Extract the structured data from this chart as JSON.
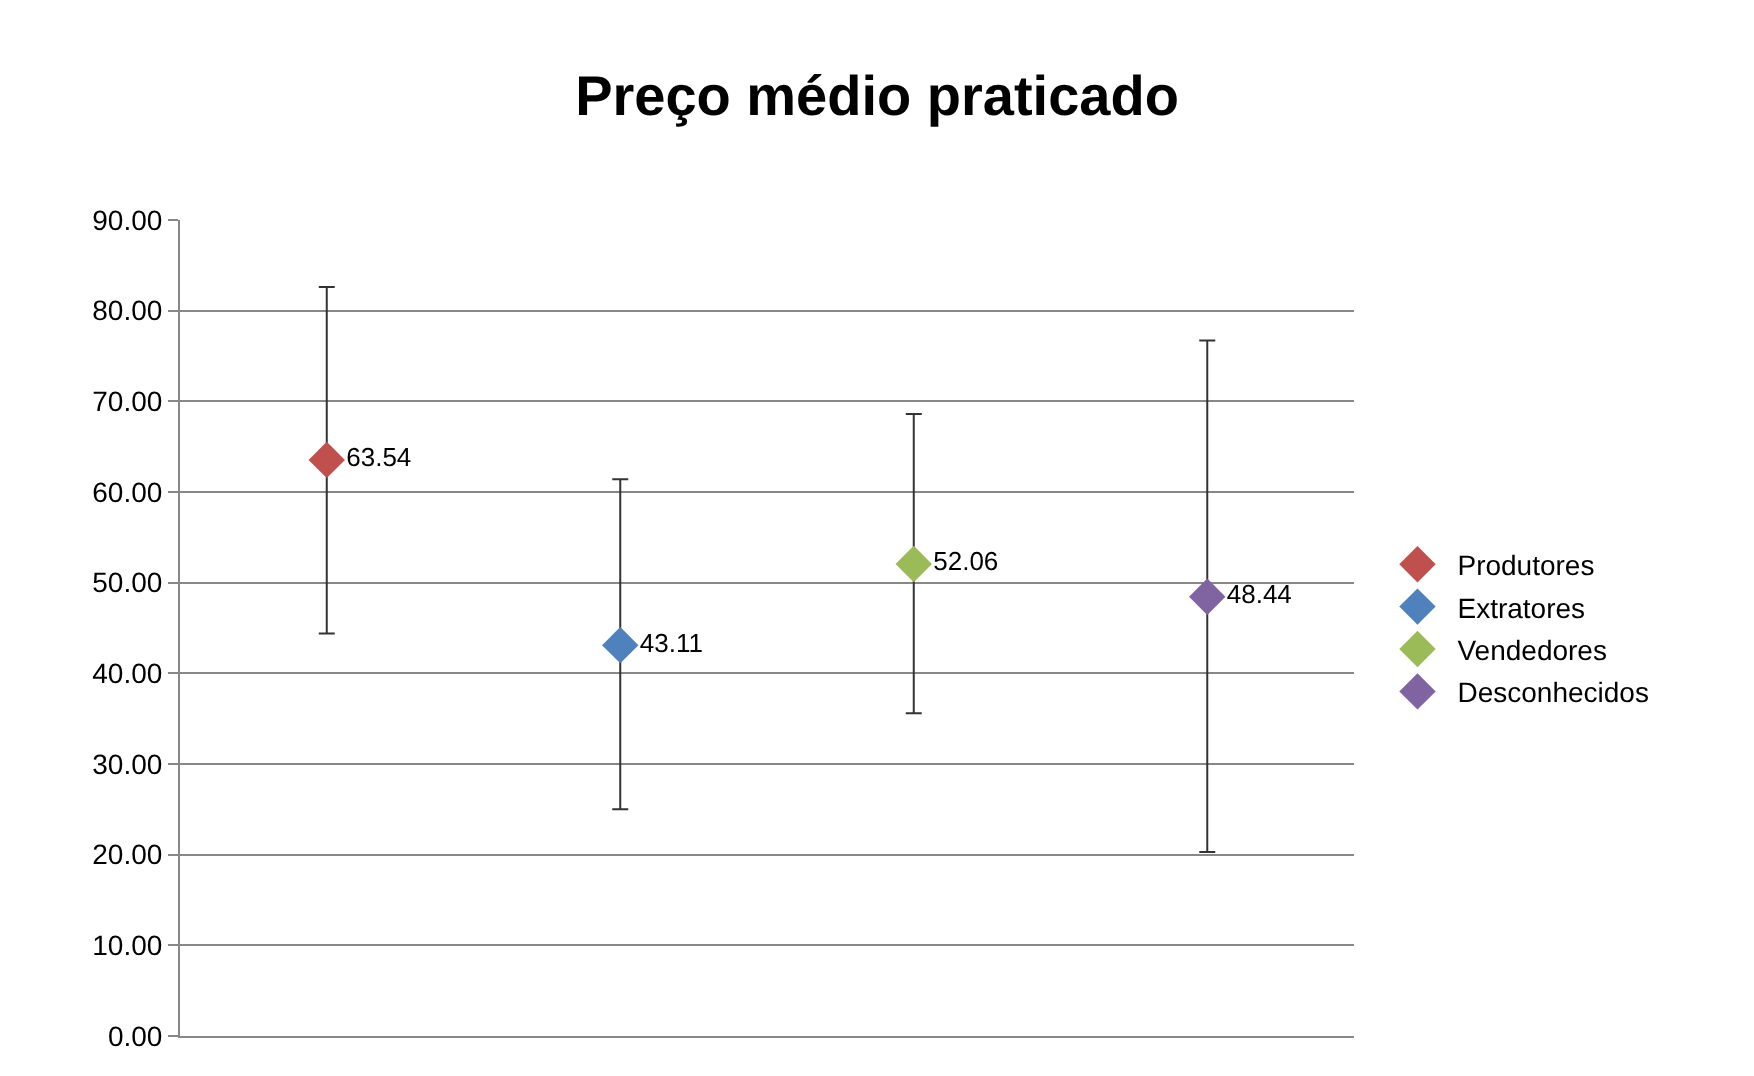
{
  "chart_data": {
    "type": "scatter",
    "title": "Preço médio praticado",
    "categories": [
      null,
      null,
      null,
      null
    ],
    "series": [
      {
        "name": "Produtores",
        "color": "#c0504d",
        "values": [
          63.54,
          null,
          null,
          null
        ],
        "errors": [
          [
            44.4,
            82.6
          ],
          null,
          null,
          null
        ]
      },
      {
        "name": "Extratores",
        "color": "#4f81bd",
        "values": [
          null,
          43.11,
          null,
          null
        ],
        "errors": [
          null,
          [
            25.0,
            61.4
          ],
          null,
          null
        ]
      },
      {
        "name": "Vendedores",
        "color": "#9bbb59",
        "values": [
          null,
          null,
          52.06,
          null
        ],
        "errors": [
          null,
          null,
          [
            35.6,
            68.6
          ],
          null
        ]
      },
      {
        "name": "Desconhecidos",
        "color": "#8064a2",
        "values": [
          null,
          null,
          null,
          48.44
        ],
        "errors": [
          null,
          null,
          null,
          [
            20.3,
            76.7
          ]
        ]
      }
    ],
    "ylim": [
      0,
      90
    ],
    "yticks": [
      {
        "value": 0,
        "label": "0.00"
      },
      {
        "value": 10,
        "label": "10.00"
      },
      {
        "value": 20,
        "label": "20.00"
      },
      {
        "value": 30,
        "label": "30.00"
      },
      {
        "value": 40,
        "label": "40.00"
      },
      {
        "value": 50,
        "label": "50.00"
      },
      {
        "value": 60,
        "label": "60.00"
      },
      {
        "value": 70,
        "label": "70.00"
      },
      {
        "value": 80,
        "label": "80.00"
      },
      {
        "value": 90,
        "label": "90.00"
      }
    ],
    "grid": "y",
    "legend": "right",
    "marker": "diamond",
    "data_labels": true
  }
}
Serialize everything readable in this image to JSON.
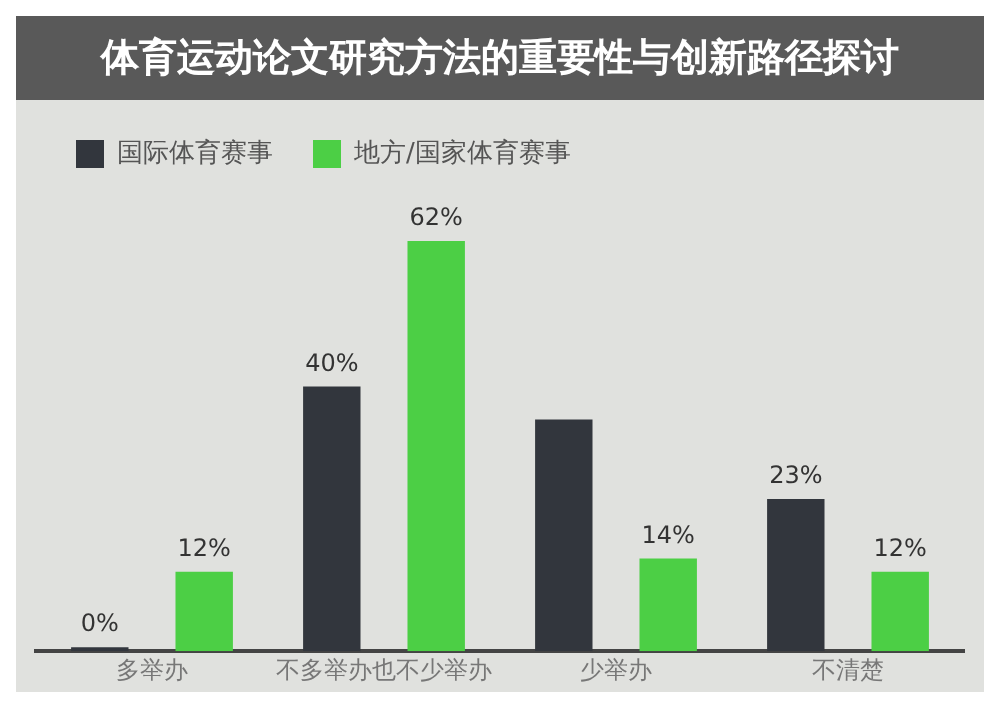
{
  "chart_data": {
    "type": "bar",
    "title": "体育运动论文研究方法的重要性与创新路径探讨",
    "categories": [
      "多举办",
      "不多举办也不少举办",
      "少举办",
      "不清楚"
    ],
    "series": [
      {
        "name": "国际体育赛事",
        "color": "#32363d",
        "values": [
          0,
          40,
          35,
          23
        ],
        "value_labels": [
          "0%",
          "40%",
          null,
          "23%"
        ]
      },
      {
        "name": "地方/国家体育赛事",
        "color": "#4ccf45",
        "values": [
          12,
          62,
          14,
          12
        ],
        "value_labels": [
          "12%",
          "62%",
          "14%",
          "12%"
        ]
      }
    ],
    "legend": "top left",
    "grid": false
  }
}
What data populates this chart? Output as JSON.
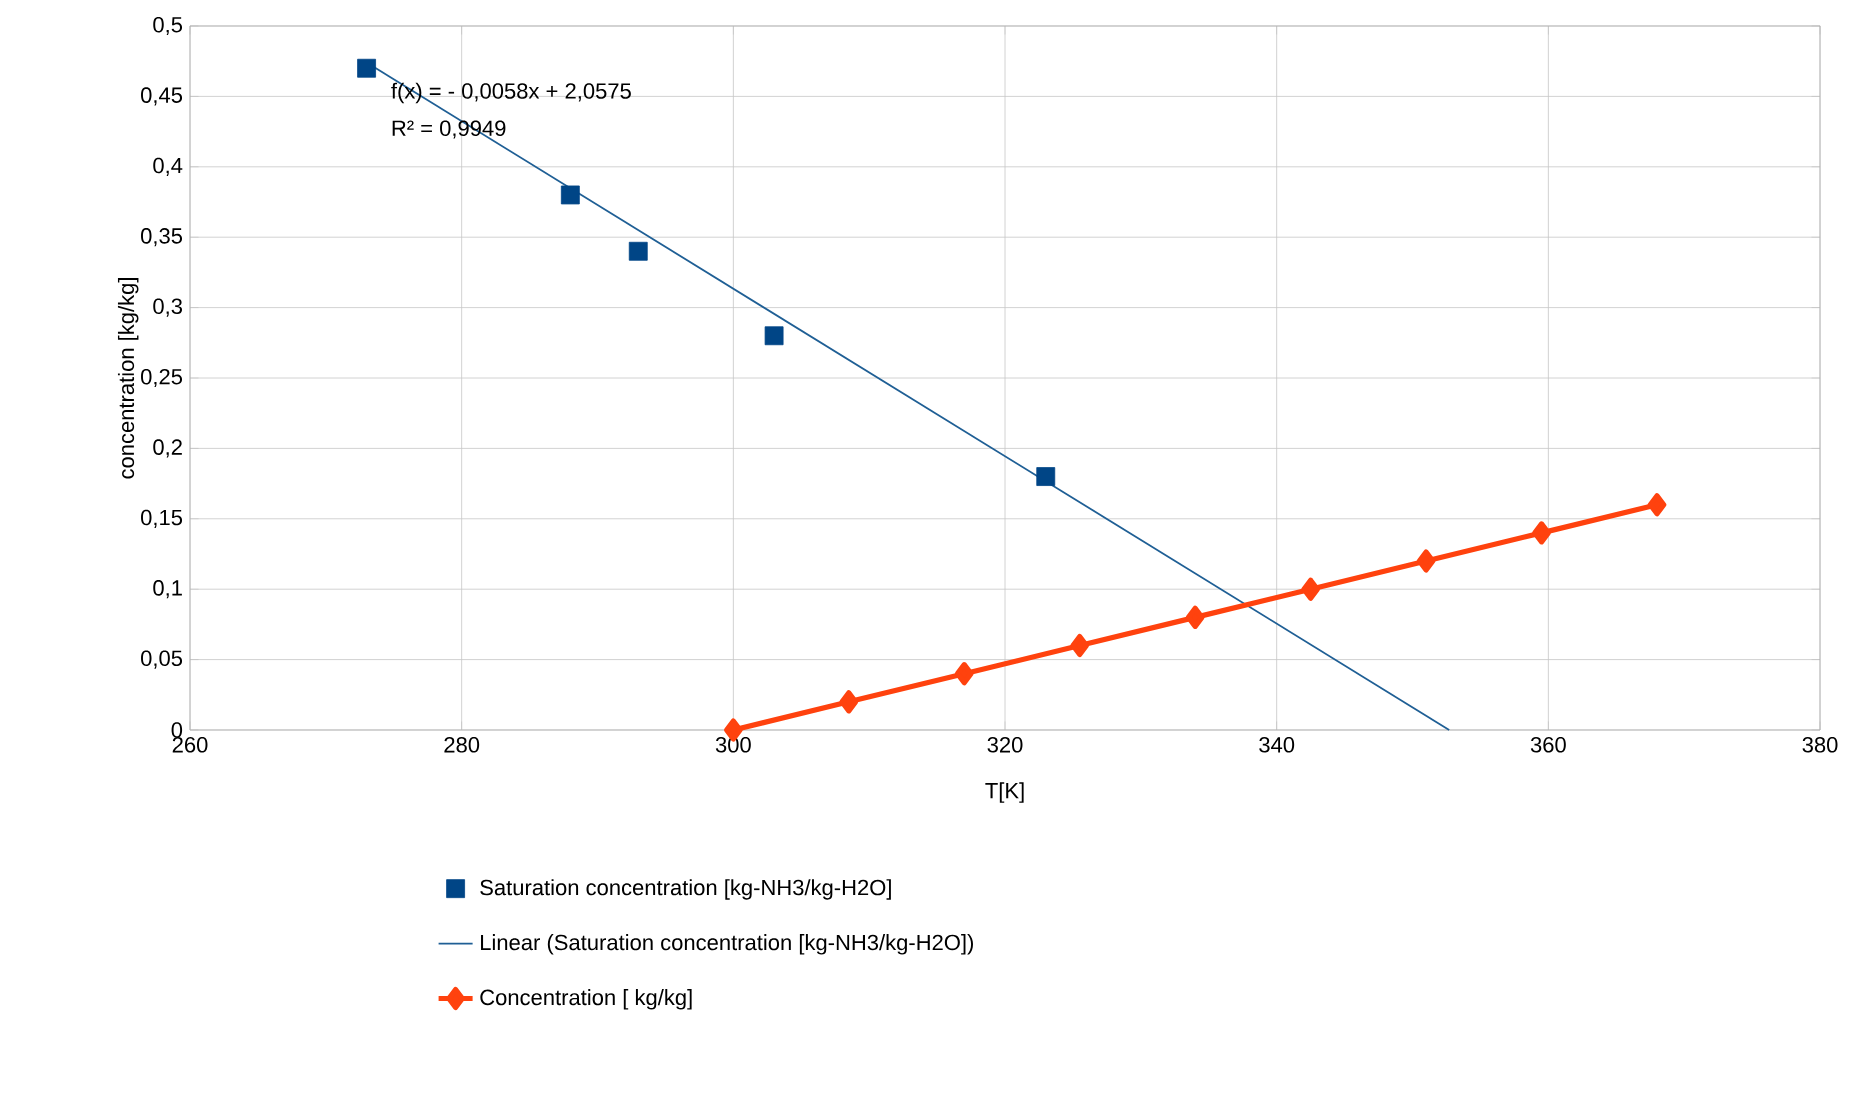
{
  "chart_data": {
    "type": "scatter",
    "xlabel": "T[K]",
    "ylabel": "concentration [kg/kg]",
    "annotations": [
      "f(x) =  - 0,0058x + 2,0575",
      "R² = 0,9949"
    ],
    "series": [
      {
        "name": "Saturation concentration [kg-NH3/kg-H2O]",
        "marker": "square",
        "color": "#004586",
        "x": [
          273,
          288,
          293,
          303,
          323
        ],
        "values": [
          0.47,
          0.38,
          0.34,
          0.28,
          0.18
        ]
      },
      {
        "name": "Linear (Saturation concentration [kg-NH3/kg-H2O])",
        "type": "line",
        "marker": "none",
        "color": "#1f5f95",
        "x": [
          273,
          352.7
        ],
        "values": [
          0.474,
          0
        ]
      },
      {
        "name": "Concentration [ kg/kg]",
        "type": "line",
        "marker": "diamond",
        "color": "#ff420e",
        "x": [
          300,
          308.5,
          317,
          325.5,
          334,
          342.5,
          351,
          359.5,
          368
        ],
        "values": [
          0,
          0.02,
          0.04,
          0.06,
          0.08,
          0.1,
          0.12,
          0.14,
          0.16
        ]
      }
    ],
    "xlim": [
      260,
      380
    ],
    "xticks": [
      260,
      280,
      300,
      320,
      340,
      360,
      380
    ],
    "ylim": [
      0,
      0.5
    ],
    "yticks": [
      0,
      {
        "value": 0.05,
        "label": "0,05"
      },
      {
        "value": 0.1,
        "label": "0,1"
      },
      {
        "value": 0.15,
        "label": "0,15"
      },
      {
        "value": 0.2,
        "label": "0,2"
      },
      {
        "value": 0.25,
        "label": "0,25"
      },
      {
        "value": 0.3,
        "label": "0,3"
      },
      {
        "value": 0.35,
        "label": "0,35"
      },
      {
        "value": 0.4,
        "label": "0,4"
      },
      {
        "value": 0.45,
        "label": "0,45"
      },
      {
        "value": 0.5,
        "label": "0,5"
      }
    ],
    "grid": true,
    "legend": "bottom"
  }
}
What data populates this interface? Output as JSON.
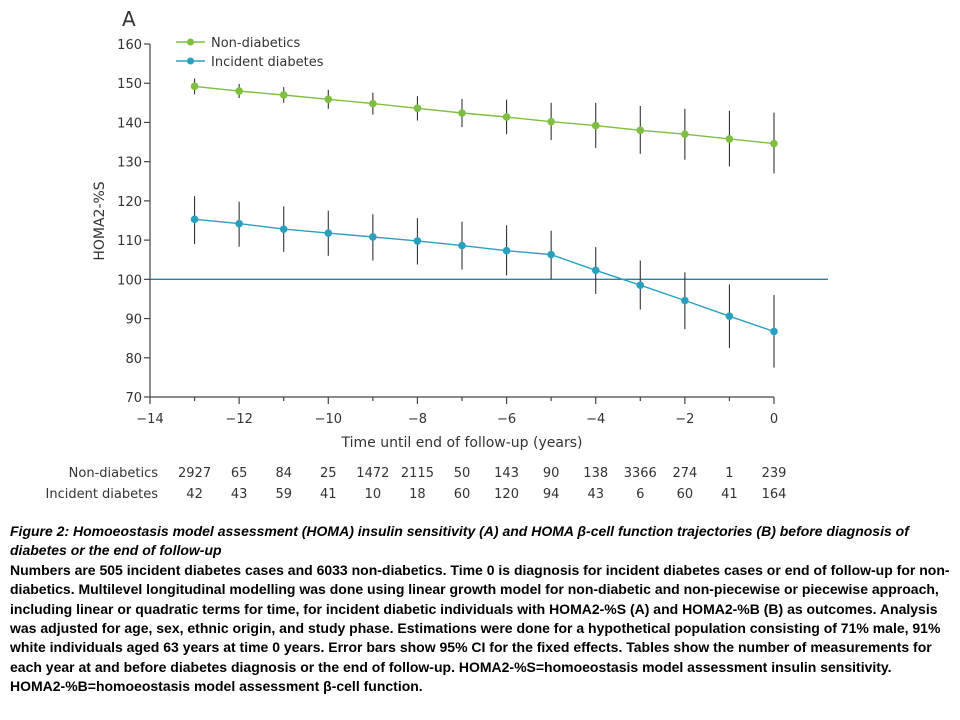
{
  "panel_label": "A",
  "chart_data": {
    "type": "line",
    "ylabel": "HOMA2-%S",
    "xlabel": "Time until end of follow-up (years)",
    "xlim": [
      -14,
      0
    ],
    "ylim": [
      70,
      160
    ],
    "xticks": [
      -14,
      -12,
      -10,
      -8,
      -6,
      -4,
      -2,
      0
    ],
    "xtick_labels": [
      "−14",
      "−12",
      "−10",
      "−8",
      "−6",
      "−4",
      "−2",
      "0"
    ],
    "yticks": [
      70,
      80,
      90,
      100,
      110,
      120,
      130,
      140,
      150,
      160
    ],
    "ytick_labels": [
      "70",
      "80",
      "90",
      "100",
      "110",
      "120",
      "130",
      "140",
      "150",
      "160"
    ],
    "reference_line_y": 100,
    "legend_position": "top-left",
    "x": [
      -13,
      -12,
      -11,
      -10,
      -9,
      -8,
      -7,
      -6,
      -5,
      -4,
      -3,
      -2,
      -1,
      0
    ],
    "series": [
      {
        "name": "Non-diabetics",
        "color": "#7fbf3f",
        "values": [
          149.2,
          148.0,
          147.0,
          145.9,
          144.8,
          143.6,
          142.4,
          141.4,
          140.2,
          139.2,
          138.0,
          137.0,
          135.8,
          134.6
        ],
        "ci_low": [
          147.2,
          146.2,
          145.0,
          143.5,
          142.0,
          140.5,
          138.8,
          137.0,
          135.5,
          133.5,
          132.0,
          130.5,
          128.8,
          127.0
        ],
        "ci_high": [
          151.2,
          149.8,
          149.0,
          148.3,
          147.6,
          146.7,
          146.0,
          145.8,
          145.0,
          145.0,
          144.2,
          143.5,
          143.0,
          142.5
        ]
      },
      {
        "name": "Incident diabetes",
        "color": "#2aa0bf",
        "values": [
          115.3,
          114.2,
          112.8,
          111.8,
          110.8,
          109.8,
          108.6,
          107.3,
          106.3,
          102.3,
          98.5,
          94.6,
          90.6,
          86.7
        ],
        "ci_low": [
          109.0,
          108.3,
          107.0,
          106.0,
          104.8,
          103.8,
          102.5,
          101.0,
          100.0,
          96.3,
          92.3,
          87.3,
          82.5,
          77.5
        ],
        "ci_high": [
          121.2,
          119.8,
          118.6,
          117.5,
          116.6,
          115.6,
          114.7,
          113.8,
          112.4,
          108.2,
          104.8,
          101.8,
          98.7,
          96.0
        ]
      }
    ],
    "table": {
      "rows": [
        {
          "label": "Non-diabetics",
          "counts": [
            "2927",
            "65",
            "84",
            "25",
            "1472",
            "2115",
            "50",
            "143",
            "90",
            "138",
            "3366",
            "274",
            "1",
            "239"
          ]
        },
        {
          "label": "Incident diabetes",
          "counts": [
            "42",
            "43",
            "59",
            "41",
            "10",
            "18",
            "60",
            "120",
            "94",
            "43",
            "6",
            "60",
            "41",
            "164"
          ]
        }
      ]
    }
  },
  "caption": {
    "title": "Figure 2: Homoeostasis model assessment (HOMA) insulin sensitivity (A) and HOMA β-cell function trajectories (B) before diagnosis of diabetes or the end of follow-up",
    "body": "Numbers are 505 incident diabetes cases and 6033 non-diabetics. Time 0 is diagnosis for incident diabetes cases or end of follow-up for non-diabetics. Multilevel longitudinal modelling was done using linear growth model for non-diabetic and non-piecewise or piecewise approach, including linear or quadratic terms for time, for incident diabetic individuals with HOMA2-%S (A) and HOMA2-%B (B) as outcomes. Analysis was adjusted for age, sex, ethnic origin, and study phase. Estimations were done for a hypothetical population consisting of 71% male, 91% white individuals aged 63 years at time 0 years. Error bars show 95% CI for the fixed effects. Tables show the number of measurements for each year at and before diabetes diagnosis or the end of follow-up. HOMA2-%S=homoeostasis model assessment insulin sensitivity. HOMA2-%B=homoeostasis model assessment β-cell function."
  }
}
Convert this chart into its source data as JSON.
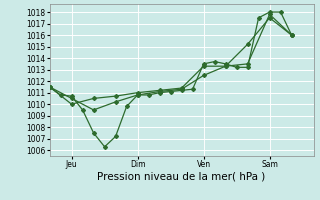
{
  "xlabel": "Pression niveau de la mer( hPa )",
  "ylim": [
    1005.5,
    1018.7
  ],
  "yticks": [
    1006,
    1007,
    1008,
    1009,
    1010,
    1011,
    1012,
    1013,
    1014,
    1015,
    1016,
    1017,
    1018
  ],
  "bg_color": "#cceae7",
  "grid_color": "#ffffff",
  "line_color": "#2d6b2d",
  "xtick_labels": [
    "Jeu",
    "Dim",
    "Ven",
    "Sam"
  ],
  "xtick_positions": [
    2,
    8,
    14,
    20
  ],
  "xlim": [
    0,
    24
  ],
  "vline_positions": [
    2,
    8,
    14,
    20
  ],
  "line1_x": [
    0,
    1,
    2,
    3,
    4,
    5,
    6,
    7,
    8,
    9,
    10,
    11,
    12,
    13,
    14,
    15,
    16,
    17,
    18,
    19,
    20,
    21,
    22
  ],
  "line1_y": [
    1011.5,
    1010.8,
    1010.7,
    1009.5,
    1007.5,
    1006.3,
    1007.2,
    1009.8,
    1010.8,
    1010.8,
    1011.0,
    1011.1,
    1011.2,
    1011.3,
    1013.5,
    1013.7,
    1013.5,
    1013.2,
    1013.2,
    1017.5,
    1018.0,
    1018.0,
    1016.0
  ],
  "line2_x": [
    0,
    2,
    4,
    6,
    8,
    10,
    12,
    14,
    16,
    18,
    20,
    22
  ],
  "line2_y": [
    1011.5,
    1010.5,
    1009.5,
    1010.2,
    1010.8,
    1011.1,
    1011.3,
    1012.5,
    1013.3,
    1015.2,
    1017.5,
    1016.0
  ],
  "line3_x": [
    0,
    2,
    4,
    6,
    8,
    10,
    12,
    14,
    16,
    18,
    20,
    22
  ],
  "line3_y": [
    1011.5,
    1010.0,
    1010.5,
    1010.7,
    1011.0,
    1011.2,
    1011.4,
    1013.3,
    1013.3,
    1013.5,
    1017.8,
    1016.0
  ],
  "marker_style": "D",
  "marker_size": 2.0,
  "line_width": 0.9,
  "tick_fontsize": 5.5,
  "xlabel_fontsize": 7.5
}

* [TASK TO CARRY OUT] How many lines of the entries above hold the string "Saturation"? Reply with the number alone.

* [SOLUTION TO THE PROBLEM] 2